begin DATA ENTRIES
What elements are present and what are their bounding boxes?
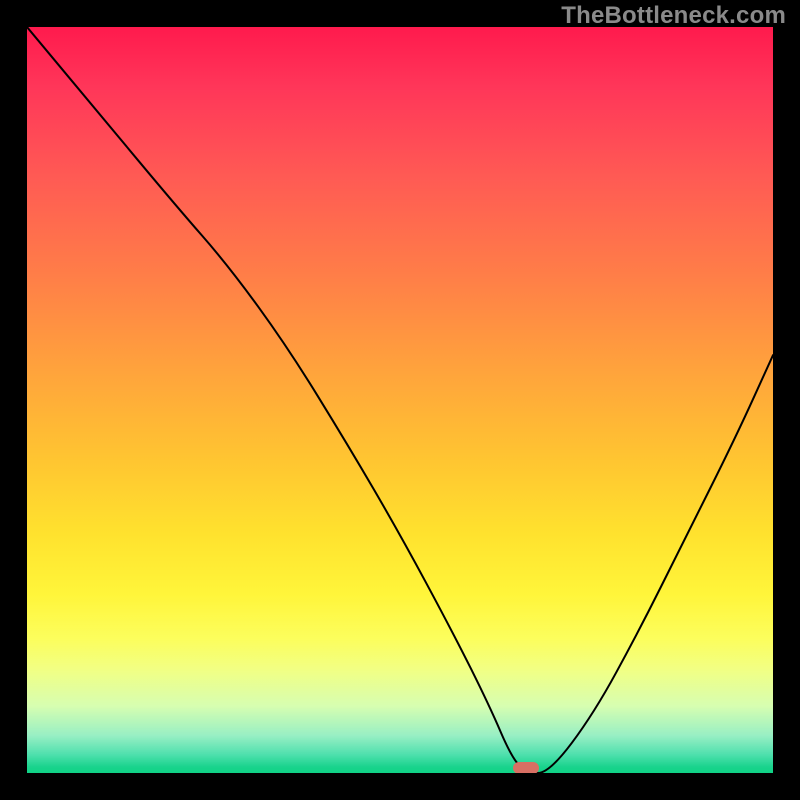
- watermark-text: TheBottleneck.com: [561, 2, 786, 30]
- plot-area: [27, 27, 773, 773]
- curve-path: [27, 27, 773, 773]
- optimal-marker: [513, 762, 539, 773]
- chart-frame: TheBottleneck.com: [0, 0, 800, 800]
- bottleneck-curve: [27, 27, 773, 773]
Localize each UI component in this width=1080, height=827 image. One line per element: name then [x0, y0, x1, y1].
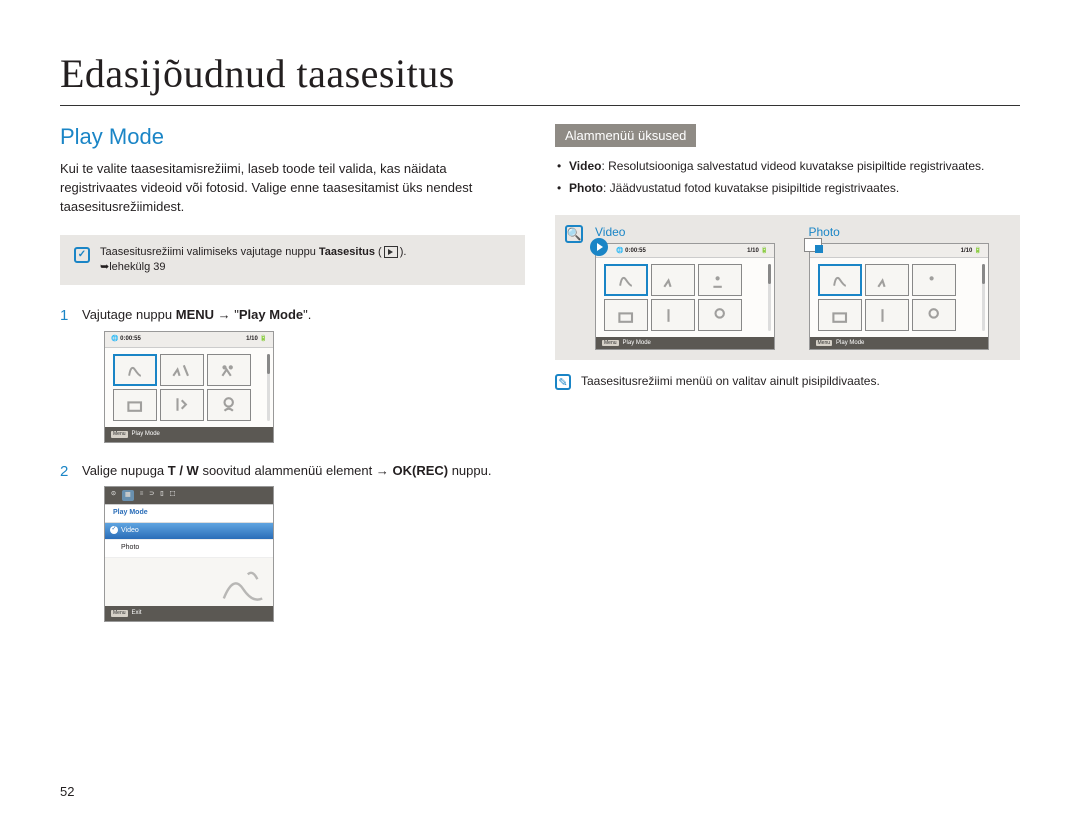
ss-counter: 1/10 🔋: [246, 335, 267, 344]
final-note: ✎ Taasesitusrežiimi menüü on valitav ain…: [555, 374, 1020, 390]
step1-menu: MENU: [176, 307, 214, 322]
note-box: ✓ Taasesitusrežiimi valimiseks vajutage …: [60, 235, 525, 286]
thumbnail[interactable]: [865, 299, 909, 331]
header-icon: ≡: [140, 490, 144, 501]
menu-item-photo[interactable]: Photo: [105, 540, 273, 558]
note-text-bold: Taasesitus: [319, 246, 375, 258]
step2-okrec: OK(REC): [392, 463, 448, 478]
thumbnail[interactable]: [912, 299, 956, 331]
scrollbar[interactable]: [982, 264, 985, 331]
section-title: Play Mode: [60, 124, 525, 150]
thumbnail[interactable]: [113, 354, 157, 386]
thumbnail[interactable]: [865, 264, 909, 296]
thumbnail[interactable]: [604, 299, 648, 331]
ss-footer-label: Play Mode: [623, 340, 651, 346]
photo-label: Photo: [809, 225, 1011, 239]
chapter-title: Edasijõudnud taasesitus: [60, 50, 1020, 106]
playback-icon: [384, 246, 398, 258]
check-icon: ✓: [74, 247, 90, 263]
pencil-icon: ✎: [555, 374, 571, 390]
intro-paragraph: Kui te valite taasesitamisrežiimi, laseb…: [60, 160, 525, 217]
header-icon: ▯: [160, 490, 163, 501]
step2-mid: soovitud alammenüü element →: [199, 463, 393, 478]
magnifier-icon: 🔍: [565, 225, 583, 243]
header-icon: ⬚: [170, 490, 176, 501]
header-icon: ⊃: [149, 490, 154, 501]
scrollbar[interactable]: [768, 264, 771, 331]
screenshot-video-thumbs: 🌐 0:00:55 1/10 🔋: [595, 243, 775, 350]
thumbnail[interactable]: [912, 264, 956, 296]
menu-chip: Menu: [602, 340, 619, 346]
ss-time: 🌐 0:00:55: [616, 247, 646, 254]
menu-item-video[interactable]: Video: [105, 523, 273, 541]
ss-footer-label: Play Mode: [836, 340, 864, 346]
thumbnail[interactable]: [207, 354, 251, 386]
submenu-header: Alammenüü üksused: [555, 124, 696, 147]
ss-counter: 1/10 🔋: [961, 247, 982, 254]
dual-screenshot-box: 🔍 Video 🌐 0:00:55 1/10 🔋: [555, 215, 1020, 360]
end DATA ENTRIES
- **AIM OF THE TASK**: Reproduce all of the data above line for line, with no alterations, and omit the pictures from your answer.

- **WRITTEN ANSWER**:
What elements are present and what are their bounding boxes?
- watermark-text: TheBottleneck.com: [561, 2, 786, 30]
- plot-area: [27, 27, 773, 773]
- curve-path: [27, 27, 773, 773]
- optimal-marker: [513, 762, 539, 773]
- chart-frame: TheBottleneck.com: [0, 0, 800, 800]
- bottleneck-curve: [27, 27, 773, 773]
Localize each UI component in this width=1080, height=827 image. One line per element: name then [x0, y0, x1, y1].
ss-counter: 1/10 🔋: [246, 335, 267, 344]
final-note: ✎ Taasesitusrežiimi menüü on valitav ain…: [555, 374, 1020, 390]
step1-menu: MENU: [176, 307, 214, 322]
note-box: ✓ Taasesitusrežiimi valimiseks vajutage …: [60, 235, 525, 286]
thumbnail[interactable]: [865, 299, 909, 331]
header-icon: ≡: [140, 490, 144, 501]
menu-item-photo[interactable]: Photo: [105, 540, 273, 558]
note-text-bold: Taasesitus: [319, 246, 375, 258]
step2-okrec: OK(REC): [392, 463, 448, 478]
thumbnail[interactable]: [912, 299, 956, 331]
scrollbar[interactable]: [982, 264, 985, 331]
section-title: Play Mode: [60, 124, 525, 150]
thumbnail[interactable]: [113, 354, 157, 386]
thumbnail[interactable]: [865, 264, 909, 296]
thumbnail[interactable]: [604, 299, 648, 331]
ss-footer-label: Play Mode: [623, 340, 651, 346]
photo-label: Photo: [809, 225, 1011, 239]
chapter-title: Edasijõudnud taasesitus: [60, 50, 1020, 106]
playback-icon: [384, 246, 398, 258]
check-icon: ✓: [74, 247, 90, 263]
pencil-icon: ✎: [555, 374, 571, 390]
intro-paragraph: Kui te valite taasesitamisrežiimi, laseb…: [60, 160, 525, 217]
header-icon: ▯: [160, 490, 163, 501]
step2-mid: soovitud alammenüü element →: [199, 463, 393, 478]
magnifier-icon: 🔍: [565, 225, 583, 243]
header-icon: ⬚: [170, 490, 176, 501]
header-icon: ⊃: [149, 490, 154, 501]
scrollbar[interactable]: [768, 264, 771, 331]
screenshot-video-thumbs: 🌐 0:00:55 1/10 🔋: [595, 243, 775, 350]
thumbnail[interactable]: [912, 264, 956, 296]
menu-chip: Menu: [602, 340, 619, 346]
ss-time: 🌐 0:00:55: [616, 247, 646, 254]
menu-item-video[interactable]: Video: [105, 523, 273, 541]
ss-footer-label: Play Mode: [836, 340, 864, 346]
thumbnail[interactable]: [207, 354, 251, 386]
submenu-header: Alammenüü üksused: [555, 124, 696, 147]
ss-counter: 1/10 🔋: [961, 247, 982, 254]
dual-screenshot-box: 🔍 Video 🌐 0:00:55 1/10 🔋: [555, 215, 1020, 360]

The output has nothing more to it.